── DATA ENTRIES
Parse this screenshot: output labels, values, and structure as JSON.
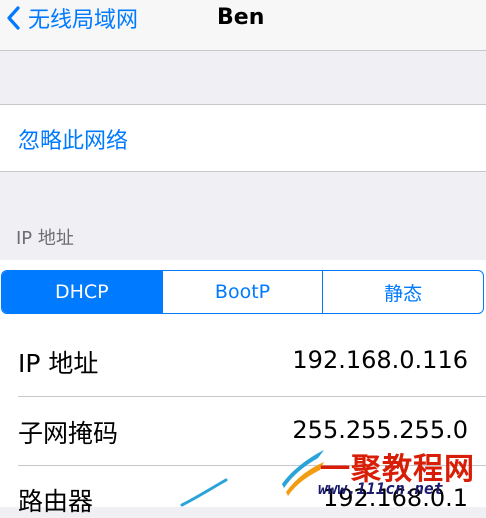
{
  "nav": {
    "back_label": "无线局域网",
    "title": "Ben"
  },
  "forget_label": "忽略此网络",
  "ip_section_header": "IP 地址",
  "segments": [
    "DHCP",
    "BootP",
    "静态"
  ],
  "fields": [
    {
      "label": "IP 地址",
      "value": "192.168.0.116"
    },
    {
      "label": "子网掩码",
      "value": "255.255.255.0"
    },
    {
      "label": "路由器",
      "value": "192.168.0.1"
    }
  ],
  "watermark": {
    "text": "一聚教程网",
    "url": "www.111cn.net"
  },
  "colors": {
    "accent": "#007aff",
    "background": "#efeff4",
    "separator": "#c8c7cc"
  }
}
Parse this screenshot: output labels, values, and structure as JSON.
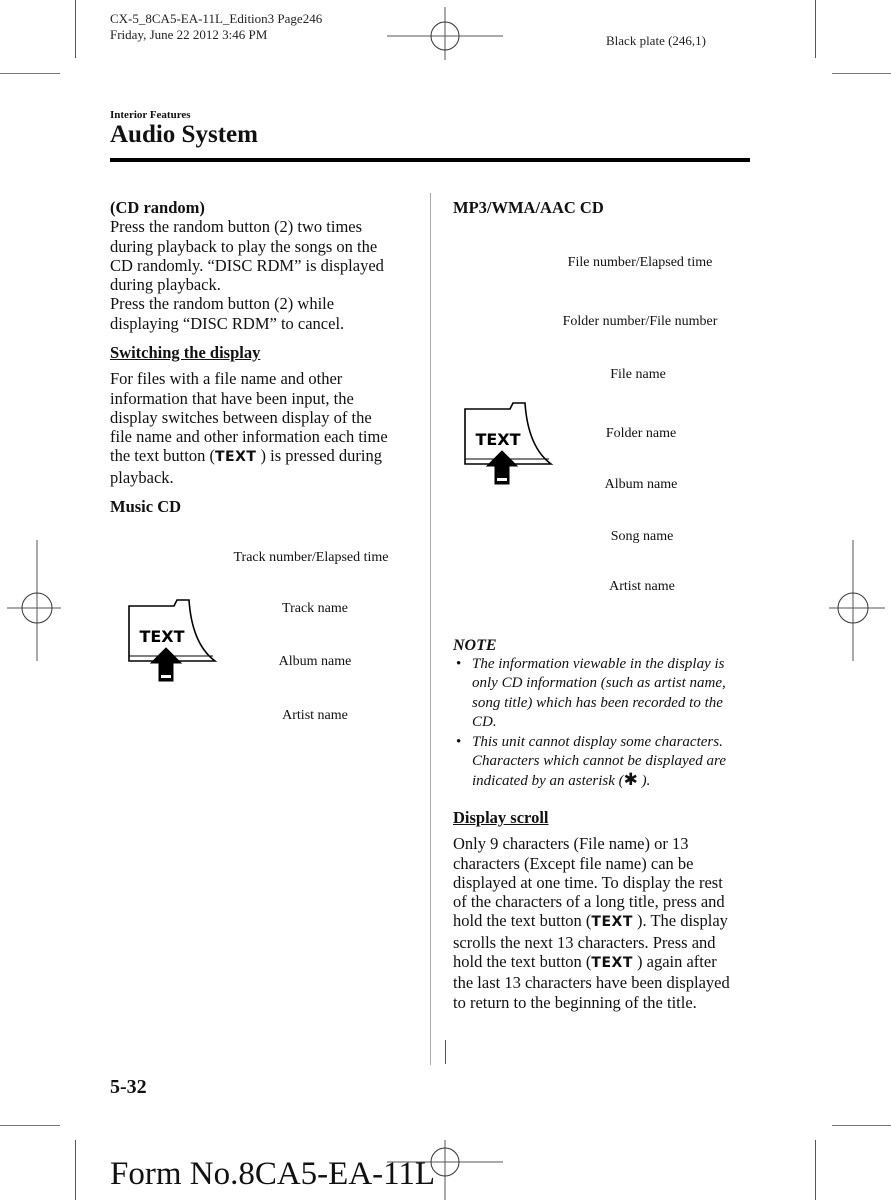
{
  "slug": {
    "job_line": "CX-5_8CA5-EA-11L_Edition3 Page246",
    "date_line": "Friday, June 22 2012 3:46 PM",
    "plate": "Black plate (246,1)"
  },
  "header": {
    "section": "Interior Features",
    "title": "Audio System"
  },
  "left_column": {
    "cd_random": {
      "heading": "(CD random)",
      "lines": [
        "Press the random button (2) two times",
        "during playback to play the songs on the",
        "CD randomly. “DISC RDM” is displayed",
        "during playback.",
        "Press the random button (2) while",
        "displaying “DISC RDM” to cancel."
      ]
    },
    "switching": {
      "heading": "Switching the display",
      "lines": [
        "For files with a file name and other",
        "information that have been input, the",
        "display switches between display of the",
        "file name and other information each time"
      ],
      "line5_before": "the text button (",
      "line5_key": "TEXT",
      "line5_after": " ) is pressed during",
      "line6": "playback."
    },
    "music_cd": {
      "heading": "Music CD",
      "button_label": "TEXT",
      "items": [
        "Track number/Elapsed time",
        "Track name",
        "Album name",
        "Artist name"
      ]
    }
  },
  "right_column": {
    "mp3": {
      "heading": "MP3/WMA/AAC CD",
      "button_label": "TEXT",
      "items": [
        "File number/Elapsed time",
        "Folder number/File number",
        "File name",
        "Folder name",
        "Album name",
        "Song name",
        "Artist name"
      ]
    },
    "note": {
      "title": "NOTE",
      "bullet": "•",
      "item1_lines": [
        "The information viewable in the display is",
        "only CD information (such as artist name,",
        "song title) which has been recorded to the",
        "CD."
      ],
      "item2_lines": [
        "This unit cannot display some characters.",
        "Characters which cannot be displayed are"
      ],
      "item2_last_before": "indicated by an asterisk (",
      "asterisk": "✱",
      "item2_last_after": " )."
    },
    "display_scroll": {
      "heading": "Display scroll",
      "l1": "Only 9 characters (File name) or 13",
      "l2": "characters (Except file name) can be",
      "l3": "displayed at one time. To display the rest",
      "l4": "of the characters of a long title, press and",
      "l5_before": "hold the text button (",
      "l5_key": "TEXT",
      "l5_after": " ). The display",
      "l6": "scrolls the next 13 characters. Press and",
      "l7_before": "hold the text button (",
      "l7_key": "TEXT",
      "l7_after": " ) again after",
      "l8": "the last 13 characters have been displayed",
      "l9": "to return to the beginning of the title."
    }
  },
  "footer": {
    "page_number": "5-32",
    "form_number": "Form No.8CA5-EA-11L"
  }
}
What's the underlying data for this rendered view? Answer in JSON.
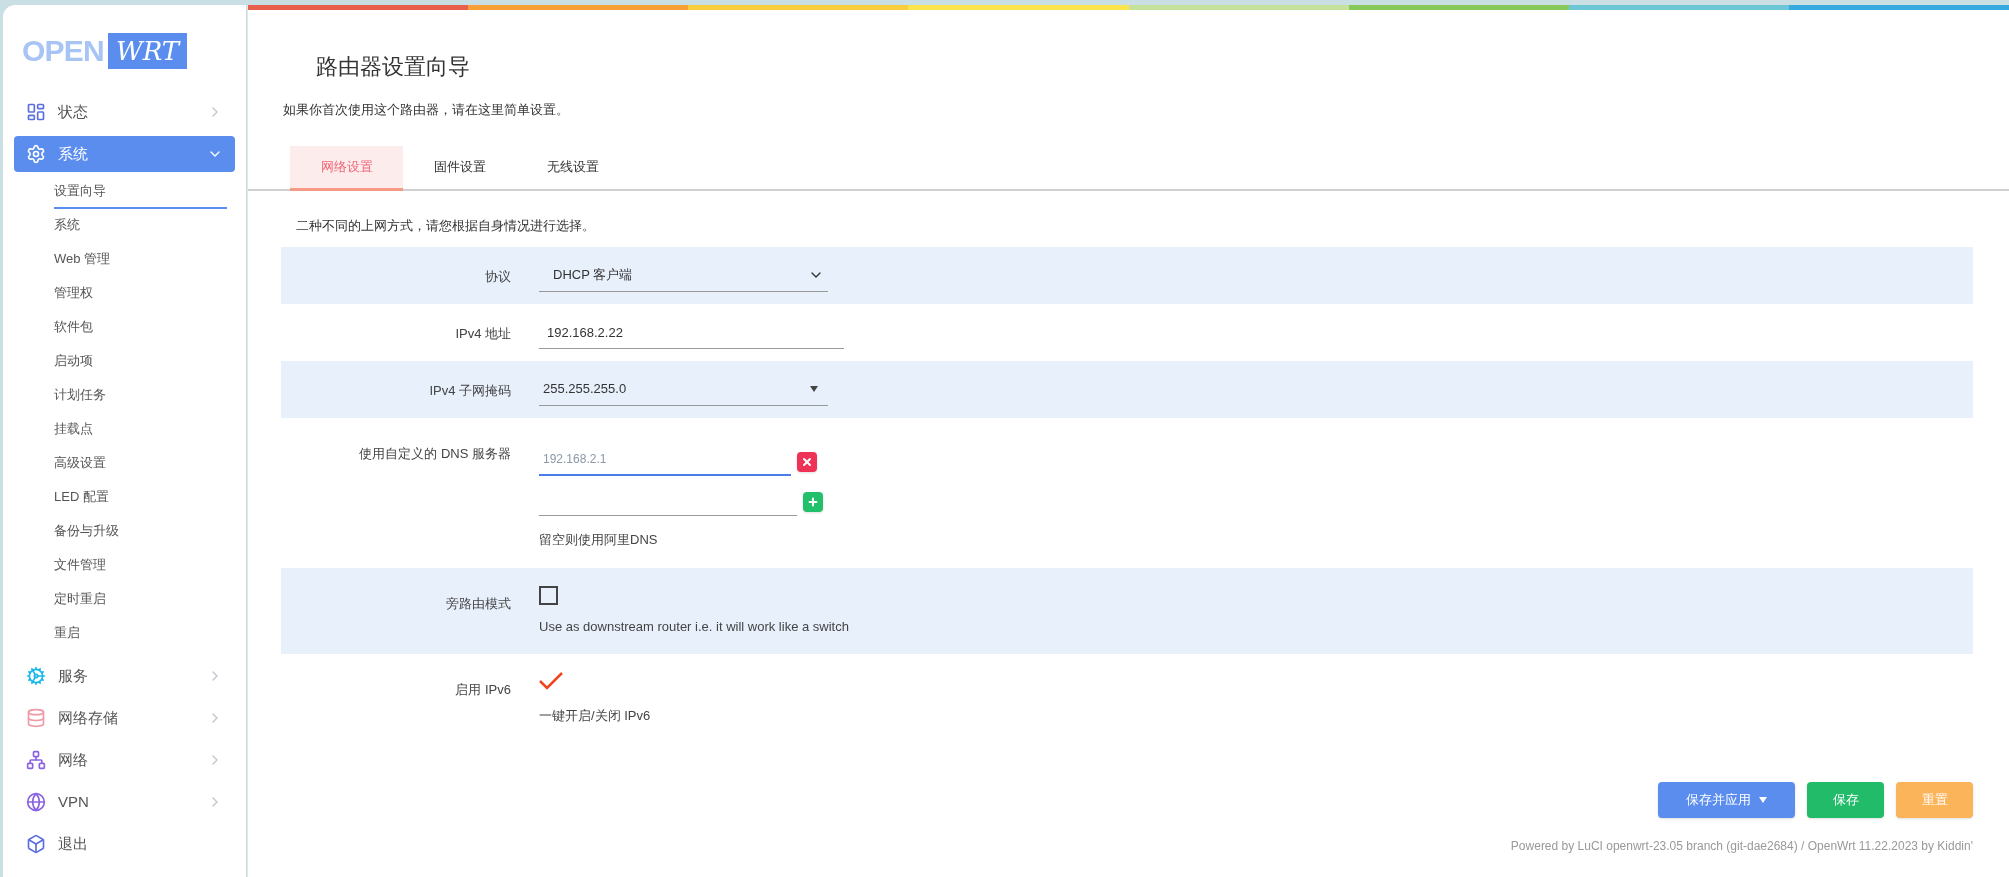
{
  "logo": {
    "left": "OPEN",
    "right": "WRT"
  },
  "sidebar": {
    "items": [
      {
        "label": "状态",
        "expanded": false,
        "selected": false
      },
      {
        "label": "系统",
        "expanded": true,
        "selected": true,
        "children": [
          {
            "label": "设置向导",
            "selected": true
          },
          {
            "label": "系统",
            "selected": false
          },
          {
            "label": "Web 管理",
            "selected": false
          },
          {
            "label": "管理权",
            "selected": false
          },
          {
            "label": "软件包",
            "selected": false
          },
          {
            "label": "启动项",
            "selected": false
          },
          {
            "label": "计划任务",
            "selected": false
          },
          {
            "label": "挂载点",
            "selected": false
          },
          {
            "label": "高级设置",
            "selected": false
          },
          {
            "label": "LED 配置",
            "selected": false
          },
          {
            "label": "备份与升级",
            "selected": false
          },
          {
            "label": "文件管理",
            "selected": false
          },
          {
            "label": "定时重启",
            "selected": false
          },
          {
            "label": "重启",
            "selected": false
          }
        ]
      },
      {
        "label": "服务",
        "expanded": false,
        "selected": false
      },
      {
        "label": "网络存储",
        "expanded": false,
        "selected": false
      },
      {
        "label": "网络",
        "expanded": false,
        "selected": false
      },
      {
        "label": "VPN",
        "expanded": false,
        "selected": false
      },
      {
        "label": "退出",
        "selected": false
      }
    ]
  },
  "page": {
    "title": "路由器设置向导",
    "subtitle": "如果你首次使用这个路由器，请在这里简单设置。"
  },
  "tabs": [
    {
      "label": "网络设置",
      "selected": true
    },
    {
      "label": "固件设置",
      "selected": false
    },
    {
      "label": "无线设置",
      "selected": false
    }
  ],
  "section_note": "二种不同的上网方式，请您根据自身情况进行选择。",
  "fields": [
    {
      "kind": "select",
      "label": "协议",
      "value": "DHCP 客户端"
    },
    {
      "kind": "text",
      "label": "IPv4 地址",
      "value": "192.168.2.22"
    },
    {
      "kind": "combo",
      "label": "IPv4 子网掩码",
      "value": "255.255.255.0"
    },
    {
      "kind": "dynlist",
      "label": "使用自定义的 DNS 服务器",
      "entries": [
        {
          "placeholder": "192.168.2.1",
          "kind": "remove",
          "focused": true
        },
        {
          "kind": "add",
          "focused": false
        }
      ],
      "description": "留空则使用阿里DNS"
    },
    {
      "kind": "checkbox",
      "label": "旁路由模式",
      "checked": false,
      "description": "Use as downstream router i.e. it will work like a switch"
    },
    {
      "kind": "tick",
      "label": "启用 IPv6",
      "checked": true,
      "description": "一键开启/关闭 IPv6"
    }
  ],
  "buttons": [
    {
      "kind": "apply",
      "label": "保存并应用"
    },
    {
      "kind": "save",
      "label": "保存"
    },
    {
      "kind": "reset",
      "label": "重置"
    }
  ],
  "footer": "Powered by LuCI openwrt-23.05 branch (git-dae2684) / OpenWrt 11.22.2023 by Kiddin'"
}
────
■ EXERCISE REQUIREMENTS ■
Copy the material above in full and exactly, skipping pictures.

■ EXERCISE RESPONSE ■
Parse this screenshot: output labels, values, and structure as JSON.
{
  "nav": {
    "back_label": "无线局域网",
    "title": "Ben"
  },
  "forget_label": "忽略此网络",
  "ip_section_header": "IP 地址",
  "segments": [
    "DHCP",
    "BootP",
    "静态"
  ],
  "fields": [
    {
      "label": "IP 地址",
      "value": "192.168.0.116"
    },
    {
      "label": "子网掩码",
      "value": "255.255.255.0"
    },
    {
      "label": "路由器",
      "value": "192.168.0.1"
    }
  ],
  "watermark": {
    "text": "一聚教程网",
    "url": "www.111cn.net"
  },
  "colors": {
    "accent": "#007aff",
    "background": "#efeff4",
    "separator": "#c8c7cc"
  }
}
Parse this screenshot: output labels, values, and structure as JSON.
{
  "slug": {
    "job_line": "CX-5_8CA5-EA-11L_Edition3 Page246",
    "date_line": "Friday, June 22 2012 3:46 PM",
    "plate": "Black plate (246,1)"
  },
  "header": {
    "section": "Interior Features",
    "title": "Audio System"
  },
  "left_column": {
    "cd_random": {
      "heading": "(CD random)",
      "lines": [
        "Press the random button (2) two times",
        "during playback to play the songs on the",
        "CD randomly. “DISC RDM” is displayed",
        "during playback.",
        "Press the random button (2) while",
        "displaying “DISC RDM” to cancel."
      ]
    },
    "switching": {
      "heading": "Switching the display",
      "lines": [
        "For files with a file name and other",
        "information that have been input, the",
        "display switches between display of the",
        "file name and other information each time"
      ],
      "line5_before": "the text button (",
      "line5_key": "TEXT",
      "line5_after": " ) is pressed during",
      "line6": "playback."
    },
    "music_cd": {
      "heading": "Music CD",
      "button_label": "TEXT",
      "items": [
        "Track number/Elapsed time",
        "Track name",
        "Album name",
        "Artist name"
      ]
    }
  },
  "right_column": {
    "mp3": {
      "heading": "MP3/WMA/AAC CD",
      "button_label": "TEXT",
      "items": [
        "File number/Elapsed time",
        "Folder number/File number",
        "File name",
        "Folder name",
        "Album name",
        "Song name",
        "Artist name"
      ]
    },
    "note": {
      "title": "NOTE",
      "bullet": "•",
      "item1_lines": [
        "The information viewable in the display is",
        "only CD information (such as artist name,",
        "song title) which has been recorded to the",
        "CD."
      ],
      "item2_lines": [
        "This unit cannot display some characters.",
        "Characters which cannot be displayed are"
      ],
      "item2_last_before": "indicated by an asterisk (",
      "asterisk": "✱",
      "item2_last_after": " )."
    },
    "display_scroll": {
      "heading": "Display scroll",
      "l1": "Only 9 characters (File name) or 13",
      "l2": "characters (Except file name) can be",
      "l3": "displayed at one time. To display the rest",
      "l4": "of the characters of a long title, press and",
      "l5_before": "hold the text button (",
      "l5_key": "TEXT",
      "l5_after": " ). The display",
      "l6": "scrolls the next 13 characters. Press and",
      "l7_before": "hold the text button (",
      "l7_key": "TEXT",
      "l7_after": " ) again after",
      "l8": "the last 13 characters have been displayed",
      "l9": "to return to the beginning of the title."
    }
  },
  "footer": {
    "page_number": "5-32",
    "form_number": "Form No.8CA5-EA-11L"
  }
}
What's the underlying data for this rendered view? Answer in JSON.
{
  "logo": {
    "left": "OPEN",
    "right": "WRT"
  },
  "sidebar": {
    "items": [
      {
        "label": "状态",
        "expanded": false,
        "selected": false
      },
      {
        "label": "系统",
        "expanded": true,
        "selected": true,
        "children": [
          {
            "label": "设置向导",
            "selected": true
          },
          {
            "label": "系统",
            "selected": false
          },
          {
            "label": "Web 管理",
            "selected": false
          },
          {
            "label": "管理权",
            "selected": false
          },
          {
            "label": "软件包",
            "selected": false
          },
          {
            "label": "启动项",
            "selected": false
          },
          {
            "label": "计划任务",
            "selected": false
          },
          {
            "label": "挂载点",
            "selected": false
          },
          {
            "label": "高级设置",
            "selected": false
          },
          {
            "label": "LED 配置",
            "selected": false
          },
          {
            "label": "备份与升级",
            "selected": false
          },
          {
            "label": "文件管理",
            "selected": false
          },
          {
            "label": "定时重启",
            "selected": false
          },
          {
            "label": "重启",
            "selected": false
          }
        ]
      },
      {
        "label": "服务",
        "expanded": false,
        "selected": false
      },
      {
        "label": "网络存储",
        "expanded": false,
        "selected": false
      },
      {
        "label": "网络",
        "expanded": false,
        "selected": false
      },
      {
        "label": "VPN",
        "expanded": false,
        "selected": false
      },
      {
        "label": "退出",
        "selected": false
      }
    ]
  },
  "page": {
    "title": "路由器设置向导",
    "subtitle": "如果你首次使用这个路由器，请在这里简单设置。"
  },
  "tabs": [
    {
      "label": "网络设置",
      "selected": true
    },
    {
      "label": "固件设置",
      "selected": false
    },
    {
      "label": "无线设置",
      "selected": false
    }
  ],
  "section_note": "二种不同的上网方式，请您根据自身情况进行选择。",
  "fields": [
    {
      "kind": "select",
      "label": "协议",
      "value": "DHCP 客户端"
    },
    {
      "kind": "text",
      "label": "IPv4 地址",
      "value": "192.168.2.22"
    },
    {
      "kind": "combo",
      "label": "IPv4 子网掩码",
      "value": "255.255.255.0"
    },
    {
      "kind": "dynlist",
      "label": "使用自定义的 DNS 服务器",
      "entries": [
        {
          "placeholder": "192.168.2.1",
          "kind": "remove",
          "focused": true
        },
        {
          "kind": "add",
          "focused": false
        }
      ],
      "description": "留空则使用阿里DNS"
    },
    {
      "kind": "checkbox",
      "label": "旁路由模式",
      "checked": false,
      "description": "Use as downstream router i.e. it will work like a switch"
    },
    {
      "kind": "tick",
      "label": "启用 IPv6",
      "checked": true,
      "description": "一键开启/关闭 IPv6"
    }
  ],
  "buttons": [
    {
      "kind": "apply",
      "label": "保存并应用"
    },
    {
      "kind": "save",
      "label": "保存"
    },
    {
      "kind": "reset",
      "label": "重置"
    }
  ],
  "footer": "Powered by LuCI openwrt-23.05 branch (git-dae2684) / OpenWrt 11.22.2023 by Kiddin'"
}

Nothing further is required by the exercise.